Work instructions →
Find every line in the records below that contains the string "extension" and copy each one. Treat uppercase and lowercase letters as different.

Dataset extract →
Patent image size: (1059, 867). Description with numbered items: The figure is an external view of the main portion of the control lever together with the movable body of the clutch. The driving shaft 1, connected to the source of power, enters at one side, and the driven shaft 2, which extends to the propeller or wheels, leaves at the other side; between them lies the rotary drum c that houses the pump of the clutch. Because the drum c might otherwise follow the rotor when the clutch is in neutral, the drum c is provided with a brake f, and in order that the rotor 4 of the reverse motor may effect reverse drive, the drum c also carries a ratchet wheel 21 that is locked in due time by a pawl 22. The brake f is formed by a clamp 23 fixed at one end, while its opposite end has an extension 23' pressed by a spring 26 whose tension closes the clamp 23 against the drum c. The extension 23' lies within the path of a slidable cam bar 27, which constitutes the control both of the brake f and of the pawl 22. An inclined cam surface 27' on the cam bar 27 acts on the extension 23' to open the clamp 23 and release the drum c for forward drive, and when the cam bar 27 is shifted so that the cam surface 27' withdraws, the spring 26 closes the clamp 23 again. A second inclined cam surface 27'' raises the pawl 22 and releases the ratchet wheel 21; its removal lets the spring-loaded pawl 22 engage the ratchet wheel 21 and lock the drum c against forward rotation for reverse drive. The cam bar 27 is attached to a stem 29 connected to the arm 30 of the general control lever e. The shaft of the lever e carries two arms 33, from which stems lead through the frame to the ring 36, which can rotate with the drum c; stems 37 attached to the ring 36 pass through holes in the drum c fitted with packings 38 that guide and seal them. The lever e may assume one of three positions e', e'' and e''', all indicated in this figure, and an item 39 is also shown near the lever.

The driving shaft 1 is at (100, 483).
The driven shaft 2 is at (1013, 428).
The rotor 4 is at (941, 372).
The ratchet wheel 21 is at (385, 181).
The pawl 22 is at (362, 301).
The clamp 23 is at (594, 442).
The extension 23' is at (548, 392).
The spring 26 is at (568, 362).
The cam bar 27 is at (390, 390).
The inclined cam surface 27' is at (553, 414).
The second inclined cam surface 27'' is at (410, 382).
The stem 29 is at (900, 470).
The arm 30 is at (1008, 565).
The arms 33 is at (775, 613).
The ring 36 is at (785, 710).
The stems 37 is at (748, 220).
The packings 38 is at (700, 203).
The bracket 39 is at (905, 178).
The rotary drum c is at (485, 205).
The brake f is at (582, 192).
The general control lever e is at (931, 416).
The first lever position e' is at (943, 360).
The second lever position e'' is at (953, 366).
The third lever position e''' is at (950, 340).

Response to the exercise →
Patent image size: (1059, 867). Description with numbered items: The figure is an external view of the main portion of the control lever together with the movable body of the clutch. The driving shaft 1, connected to the source of power, enters at one side, and the driven shaft 2, which extends to the propeller or wheels, leaves at the other side; between them lies the rotary drum c that houses the pump of the clutch. Because the drum c might otherwise follow the rotor when the clutch is in neutral, the drum c is provided with a brake f, and in order that the rotor 4 of the reverse motor may effect reverse drive, the drum c also carries a ratchet wheel 21 that is locked in due time by a pawl 22. The brake f is formed by a clamp 23 fixed at one end, while its opposite end has an extension 23' pressed by a spring 26 whose tension closes the clamp 23 against the drum c. The extension 23' lies within the path of a slidable cam bar 27, which constitutes the control both of the brake f and of the pawl 22. An inclined cam surface 27' on the cam bar 27 acts on the extension 23' to open the clamp 23 and release the drum c for forward drive, and when the cam bar 27 is shifted so that the cam surface 27' withdraws, the spring 26 closes the clamp 23 again. A second inclined cam surface 27'' raises the pawl 22 and releases the ratchet wheel 21; its removal lets the spring-loaded pawl 22 engage the ratchet wheel 21 and lock the drum c against forward rotation for reverse drive. The cam bar 27 is attached to a stem 29 connected to the arm 30 of the general control lever e. The shaft of the lever e carries two arms 33, from which stems lead through the frame to the ring 36, which can rotate with the drum c; stems 37 attached to the ring 36 pass through holes in the drum c fitted with packings 38 that guide and seal them. The lever e may assume one of three positions e', e'' and e''', all indicated in this figure, and an item 39 is also shown near the lever.
The extension 23' is at (548, 392).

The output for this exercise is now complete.